**DIRECTIVE:** Locate the string "into" throughout the material and copy every line in which it occurs.

— Begin DATA PROVIDED —

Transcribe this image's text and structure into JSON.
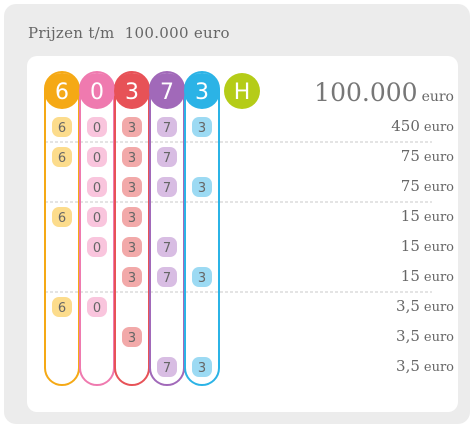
{
  "title": "Prijzen t/m  100.000 euro",
  "colors": {
    "c6": "#f5a915",
    "c0": "#ef7aaf",
    "c3": "#e75257",
    "c7": "#a169b9",
    "c3b": "#2bb3e6",
    "cH": "#b5cc18",
    "ball6": "#fcdc8c",
    "ball0": "#f9c5dd",
    "ball3": "#f2a9a9",
    "ball7": "#d8bde3",
    "ball3b": "#9cdaf3"
  },
  "header_digits": [
    "6",
    "0",
    "3",
    "7",
    "3",
    "H"
  ],
  "jackpot": {
    "amount": "100.000",
    "unit": "euro"
  },
  "rows": [
    {
      "balls": [
        true,
        true,
        true,
        true,
        true
      ],
      "amount": "450",
      "unit": "euro"
    },
    {
      "balls": [
        true,
        true,
        true,
        true,
        false
      ],
      "amount": "75",
      "unit": "euro"
    },
    {
      "balls": [
        false,
        true,
        true,
        true,
        true
      ],
      "amount": "75",
      "unit": "euro"
    },
    {
      "balls": [
        true,
        true,
        true,
        false,
        false
      ],
      "amount": "15",
      "unit": "euro"
    },
    {
      "balls": [
        false,
        true,
        true,
        true,
        false
      ],
      "amount": "15",
      "unit": "euro"
    },
    {
      "balls": [
        false,
        false,
        true,
        true,
        true
      ],
      "amount": "15",
      "unit": "euro"
    },
    {
      "balls": [
        true,
        true,
        false,
        false,
        false
      ],
      "amount": "3,5",
      "unit": "euro"
    },
    {
      "balls": [
        false,
        false,
        true,
        false,
        false
      ],
      "amount": "3,5",
      "unit": "euro"
    },
    {
      "balls": [
        false,
        false,
        false,
        true,
        true
      ],
      "amount": "3,5",
      "unit": "euro"
    }
  ]
}
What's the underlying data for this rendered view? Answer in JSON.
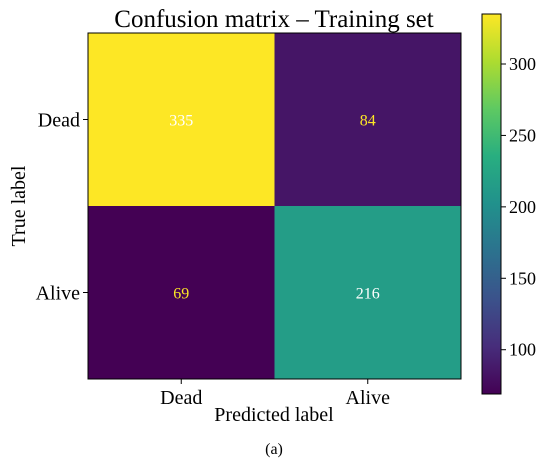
{
  "chart_data": {
    "type": "heatmap",
    "title": "Confusion matrix – Training set",
    "xlabel": "Predicted label",
    "ylabel": "True label",
    "x_categories": [
      "Dead",
      "Alive"
    ],
    "y_categories": [
      "Dead",
      "Alive"
    ],
    "values": [
      [
        335,
        84
      ],
      [
        69,
        216
      ]
    ],
    "colormap": "viridis",
    "colorbar": {
      "ticks": [
        100,
        150,
        200,
        250,
        300
      ],
      "range": [
        69,
        335
      ]
    },
    "annotation_colors": {
      "light_cell": "#ffffff",
      "dark_cell": "#fde725"
    }
  },
  "caption": "(a)"
}
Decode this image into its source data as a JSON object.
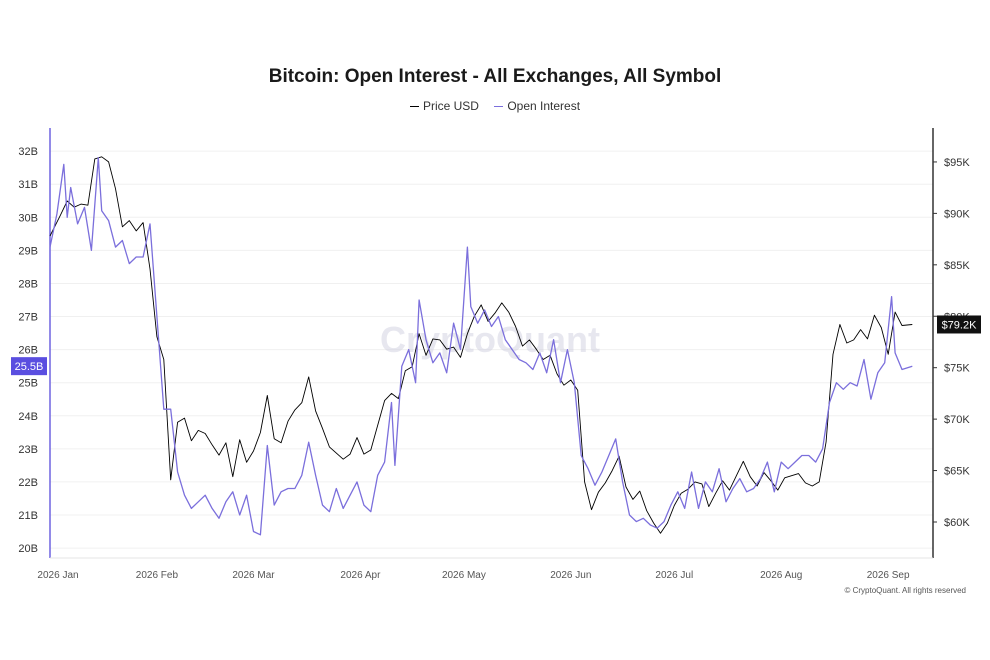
{
  "chart_data": {
    "type": "line",
    "title": "Bitcoin: Open Interest - All Exchanges, All Symbol",
    "x_ticks": [
      "2026 Jan",
      "2026 Feb",
      "2026 Mar",
      "2026 Apr",
      "2026 May",
      "2026 Jun",
      "2026 Jul",
      "2026 Aug",
      "2026 Sep"
    ],
    "x_range": [
      "2026-01-01",
      "2026-09-14"
    ],
    "y_left": {
      "ticks": [
        "20B",
        "21B",
        "22B",
        "23B",
        "24B",
        "25B",
        "26B",
        "27B",
        "28B",
        "29B",
        "30B",
        "31B",
        "32B"
      ],
      "range": [
        19.7,
        32.7
      ],
      "unit": "B"
    },
    "y_right": {
      "ticks": [
        "$60K",
        "$65K",
        "$70K",
        "$75K",
        "$80K",
        "$85K",
        "$90K",
        "$95K"
      ],
      "range": [
        56500,
        98300
      ]
    },
    "last_labels": {
      "open_interest": "25.5B",
      "price": "$79.2K"
    },
    "grid": true,
    "legend_position": "top-center",
    "series": [
      {
        "name": "Price USD",
        "axis": "right",
        "color": "#000000",
        "points": [
          [
            "2026-01-01",
            87800
          ],
          [
            "2026-01-04",
            89800
          ],
          [
            "2026-01-06",
            91200
          ],
          [
            "2026-01-08",
            90600
          ],
          [
            "2026-01-10",
            90900
          ],
          [
            "2026-01-12",
            90800
          ],
          [
            "2026-01-14",
            95300
          ],
          [
            "2026-01-16",
            95500
          ],
          [
            "2026-01-18",
            95000
          ],
          [
            "2026-01-20",
            92400
          ],
          [
            "2026-01-22",
            88700
          ],
          [
            "2026-01-24",
            89300
          ],
          [
            "2026-01-26",
            88300
          ],
          [
            "2026-01-28",
            89100
          ],
          [
            "2026-01-30",
            84600
          ],
          [
            "2026-02-01",
            78000
          ],
          [
            "2026-02-03",
            75800
          ],
          [
            "2026-02-05",
            64100
          ],
          [
            "2026-02-07",
            69700
          ],
          [
            "2026-02-09",
            70100
          ],
          [
            "2026-02-11",
            67900
          ],
          [
            "2026-02-13",
            68900
          ],
          [
            "2026-02-15",
            68600
          ],
          [
            "2026-02-17",
            67500
          ],
          [
            "2026-02-19",
            66500
          ],
          [
            "2026-02-21",
            67700
          ],
          [
            "2026-02-23",
            64400
          ],
          [
            "2026-02-25",
            68000
          ],
          [
            "2026-02-27",
            65800
          ],
          [
            "2026-03-01",
            66900
          ],
          [
            "2026-03-03",
            68700
          ],
          [
            "2026-03-05",
            72300
          ],
          [
            "2026-03-07",
            68100
          ],
          [
            "2026-03-09",
            67700
          ],
          [
            "2026-03-11",
            69800
          ],
          [
            "2026-03-13",
            70900
          ],
          [
            "2026-03-15",
            71600
          ],
          [
            "2026-03-17",
            74100
          ],
          [
            "2026-03-19",
            70800
          ],
          [
            "2026-03-21",
            69100
          ],
          [
            "2026-03-23",
            67300
          ],
          [
            "2026-03-25",
            66700
          ],
          [
            "2026-03-27",
            66100
          ],
          [
            "2026-03-29",
            66600
          ],
          [
            "2026-03-31",
            68200
          ],
          [
            "2026-04-02",
            66600
          ],
          [
            "2026-04-04",
            67000
          ],
          [
            "2026-04-06",
            69400
          ],
          [
            "2026-04-08",
            71800
          ],
          [
            "2026-04-10",
            72500
          ],
          [
            "2026-04-12",
            72000
          ],
          [
            "2026-04-14",
            74700
          ],
          [
            "2026-04-16",
            75100
          ],
          [
            "2026-04-18",
            78300
          ],
          [
            "2026-04-20",
            76200
          ],
          [
            "2026-04-22",
            77800
          ],
          [
            "2026-04-24",
            77700
          ],
          [
            "2026-04-26",
            76800
          ],
          [
            "2026-04-28",
            77000
          ],
          [
            "2026-04-30",
            76000
          ],
          [
            "2026-05-02",
            78300
          ],
          [
            "2026-05-04",
            80000
          ],
          [
            "2026-05-06",
            81100
          ],
          [
            "2026-05-08",
            79500
          ],
          [
            "2026-05-10",
            80300
          ],
          [
            "2026-05-12",
            81300
          ],
          [
            "2026-05-14",
            80400
          ],
          [
            "2026-05-16",
            79000
          ],
          [
            "2026-05-18",
            77100
          ],
          [
            "2026-05-20",
            77700
          ],
          [
            "2026-05-22",
            76800
          ],
          [
            "2026-05-24",
            75800
          ],
          [
            "2026-05-26",
            76200
          ],
          [
            "2026-05-28",
            74400
          ],
          [
            "2026-05-30",
            73300
          ],
          [
            "2026-06-01",
            73800
          ],
          [
            "2026-06-03",
            72800
          ],
          [
            "2026-06-05",
            63900
          ],
          [
            "2026-06-07",
            61200
          ],
          [
            "2026-06-09",
            62900
          ],
          [
            "2026-06-11",
            63800
          ],
          [
            "2026-06-13",
            65000
          ],
          [
            "2026-06-15",
            66400
          ],
          [
            "2026-06-17",
            63400
          ],
          [
            "2026-06-19",
            62200
          ],
          [
            "2026-06-21",
            63000
          ],
          [
            "2026-06-23",
            61100
          ],
          [
            "2026-06-25",
            59900
          ],
          [
            "2026-06-27",
            58900
          ],
          [
            "2026-06-29",
            59900
          ],
          [
            "2026-07-01",
            61600
          ],
          [
            "2026-07-03",
            62800
          ],
          [
            "2026-07-05",
            63200
          ],
          [
            "2026-07-07",
            63900
          ],
          [
            "2026-07-09",
            63700
          ],
          [
            "2026-07-11",
            61500
          ],
          [
            "2026-07-13",
            62800
          ],
          [
            "2026-07-15",
            64000
          ],
          [
            "2026-07-17",
            63100
          ],
          [
            "2026-07-19",
            64500
          ],
          [
            "2026-07-21",
            65900
          ],
          [
            "2026-07-23",
            64400
          ],
          [
            "2026-07-25",
            63500
          ],
          [
            "2026-07-27",
            64800
          ],
          [
            "2026-07-29",
            64000
          ],
          [
            "2026-07-31",
            63100
          ],
          [
            "2026-08-02",
            64300
          ],
          [
            "2026-08-04",
            64500
          ],
          [
            "2026-08-06",
            64700
          ],
          [
            "2026-08-08",
            63800
          ],
          [
            "2026-08-10",
            63500
          ],
          [
            "2026-08-12",
            63900
          ],
          [
            "2026-08-14",
            67800
          ],
          [
            "2026-08-16",
            76300
          ],
          [
            "2026-08-18",
            79200
          ],
          [
            "2026-08-20",
            77400
          ],
          [
            "2026-08-22",
            77700
          ],
          [
            "2026-08-24",
            78700
          ],
          [
            "2026-08-26",
            77800
          ],
          [
            "2026-08-28",
            80100
          ],
          [
            "2026-08-30",
            78900
          ],
          [
            "2026-09-01",
            76300
          ],
          [
            "2026-09-03",
            80400
          ],
          [
            "2026-09-05",
            79100
          ],
          [
            "2026-09-08",
            79200
          ]
        ]
      },
      {
        "name": "Open Interest",
        "axis": "left",
        "color": "#7b6fdc",
        "points": [
          [
            "2026-01-01",
            29.1
          ],
          [
            "2026-01-03",
            30.1
          ],
          [
            "2026-01-05",
            31.6
          ],
          [
            "2026-01-06",
            30.0
          ],
          [
            "2026-01-07",
            30.9
          ],
          [
            "2026-01-09",
            29.8
          ],
          [
            "2026-01-11",
            30.3
          ],
          [
            "2026-01-13",
            29.0
          ],
          [
            "2026-01-15",
            31.8
          ],
          [
            "2026-01-16",
            30.2
          ],
          [
            "2026-01-18",
            29.9
          ],
          [
            "2026-01-20",
            29.1
          ],
          [
            "2026-01-22",
            29.3
          ],
          [
            "2026-01-24",
            28.6
          ],
          [
            "2026-01-26",
            28.8
          ],
          [
            "2026-01-28",
            28.8
          ],
          [
            "2026-01-30",
            29.8
          ],
          [
            "2026-02-01",
            27.0
          ],
          [
            "2026-02-03",
            24.2
          ],
          [
            "2026-02-05",
            24.2
          ],
          [
            "2026-02-07",
            22.3
          ],
          [
            "2026-02-09",
            21.6
          ],
          [
            "2026-02-11",
            21.2
          ],
          [
            "2026-02-13",
            21.4
          ],
          [
            "2026-02-15",
            21.6
          ],
          [
            "2026-02-17",
            21.2
          ],
          [
            "2026-02-19",
            20.9
          ],
          [
            "2026-02-21",
            21.4
          ],
          [
            "2026-02-23",
            21.7
          ],
          [
            "2026-02-25",
            21.0
          ],
          [
            "2026-02-27",
            21.6
          ],
          [
            "2026-03-01",
            20.5
          ],
          [
            "2026-03-03",
            20.4
          ],
          [
            "2026-03-05",
            23.1
          ],
          [
            "2026-03-07",
            21.3
          ],
          [
            "2026-03-09",
            21.7
          ],
          [
            "2026-03-11",
            21.8
          ],
          [
            "2026-03-13",
            21.8
          ],
          [
            "2026-03-15",
            22.2
          ],
          [
            "2026-03-17",
            23.2
          ],
          [
            "2026-03-19",
            22.2
          ],
          [
            "2026-03-21",
            21.3
          ],
          [
            "2026-03-23",
            21.1
          ],
          [
            "2026-03-25",
            21.8
          ],
          [
            "2026-03-27",
            21.2
          ],
          [
            "2026-03-29",
            21.6
          ],
          [
            "2026-03-31",
            22.0
          ],
          [
            "2026-04-02",
            21.3
          ],
          [
            "2026-04-04",
            21.1
          ],
          [
            "2026-04-06",
            22.2
          ],
          [
            "2026-04-08",
            22.6
          ],
          [
            "2026-04-10",
            24.4
          ],
          [
            "2026-04-11",
            22.5
          ],
          [
            "2026-04-13",
            25.5
          ],
          [
            "2026-04-15",
            26.0
          ],
          [
            "2026-04-17",
            25.0
          ],
          [
            "2026-04-18",
            27.5
          ],
          [
            "2026-04-20",
            26.3
          ],
          [
            "2026-04-22",
            25.6
          ],
          [
            "2026-04-24",
            25.9
          ],
          [
            "2026-04-26",
            25.3
          ],
          [
            "2026-04-28",
            26.8
          ],
          [
            "2026-04-30",
            26.0
          ],
          [
            "2026-05-02",
            29.1
          ],
          [
            "2026-05-03",
            27.3
          ],
          [
            "2026-05-05",
            26.8
          ],
          [
            "2026-05-07",
            27.2
          ],
          [
            "2026-05-09",
            26.7
          ],
          [
            "2026-05-11",
            27.0
          ],
          [
            "2026-05-13",
            26.3
          ],
          [
            "2026-05-15",
            26.0
          ],
          [
            "2026-05-17",
            25.7
          ],
          [
            "2026-05-19",
            25.6
          ],
          [
            "2026-05-21",
            25.4
          ],
          [
            "2026-05-23",
            25.9
          ],
          [
            "2026-05-25",
            25.3
          ],
          [
            "2026-05-27",
            26.3
          ],
          [
            "2026-05-29",
            25.0
          ],
          [
            "2026-05-31",
            26.0
          ],
          [
            "2026-06-02",
            25.0
          ],
          [
            "2026-06-04",
            22.8
          ],
          [
            "2026-06-06",
            22.4
          ],
          [
            "2026-06-08",
            21.9
          ],
          [
            "2026-06-10",
            22.3
          ],
          [
            "2026-06-12",
            22.8
          ],
          [
            "2026-06-14",
            23.3
          ],
          [
            "2026-06-16",
            22.0
          ],
          [
            "2026-06-18",
            21.0
          ],
          [
            "2026-06-20",
            20.8
          ],
          [
            "2026-06-22",
            20.9
          ],
          [
            "2026-06-24",
            20.7
          ],
          [
            "2026-06-26",
            20.6
          ],
          [
            "2026-06-28",
            20.8
          ],
          [
            "2026-06-30",
            21.3
          ],
          [
            "2026-07-02",
            21.7
          ],
          [
            "2026-07-04",
            21.2
          ],
          [
            "2026-07-06",
            22.3
          ],
          [
            "2026-07-08",
            21.2
          ],
          [
            "2026-07-10",
            22.0
          ],
          [
            "2026-07-12",
            21.7
          ],
          [
            "2026-07-14",
            22.4
          ],
          [
            "2026-07-16",
            21.4
          ],
          [
            "2026-07-18",
            21.8
          ],
          [
            "2026-07-20",
            22.1
          ],
          [
            "2026-07-22",
            21.7
          ],
          [
            "2026-07-24",
            21.8
          ],
          [
            "2026-07-26",
            22.1
          ],
          [
            "2026-07-28",
            22.6
          ],
          [
            "2026-07-30",
            21.7
          ],
          [
            "2026-08-01",
            22.6
          ],
          [
            "2026-08-03",
            22.4
          ],
          [
            "2026-08-05",
            22.6
          ],
          [
            "2026-08-07",
            22.8
          ],
          [
            "2026-08-09",
            22.8
          ],
          [
            "2026-08-11",
            22.6
          ],
          [
            "2026-08-13",
            23.0
          ],
          [
            "2026-08-15",
            24.4
          ],
          [
            "2026-08-17",
            25.0
          ],
          [
            "2026-08-19",
            24.8
          ],
          [
            "2026-08-21",
            25.0
          ],
          [
            "2026-08-23",
            24.9
          ],
          [
            "2026-08-25",
            25.7
          ],
          [
            "2026-08-27",
            24.5
          ],
          [
            "2026-08-29",
            25.3
          ],
          [
            "2026-08-31",
            25.6
          ],
          [
            "2026-09-02",
            27.6
          ],
          [
            "2026-09-03",
            25.9
          ],
          [
            "2026-09-05",
            25.4
          ],
          [
            "2026-09-08",
            25.5
          ]
        ]
      }
    ]
  },
  "watermark": "CryptoQuant",
  "footer": "© CryptoQuant. All rights reserved"
}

— End DATA PROVIDED —

**ANSWER TO THIS EXERCISE:**
Transcribe this image's text and structure into JSON.
Decode this image into its source data as a JSON object.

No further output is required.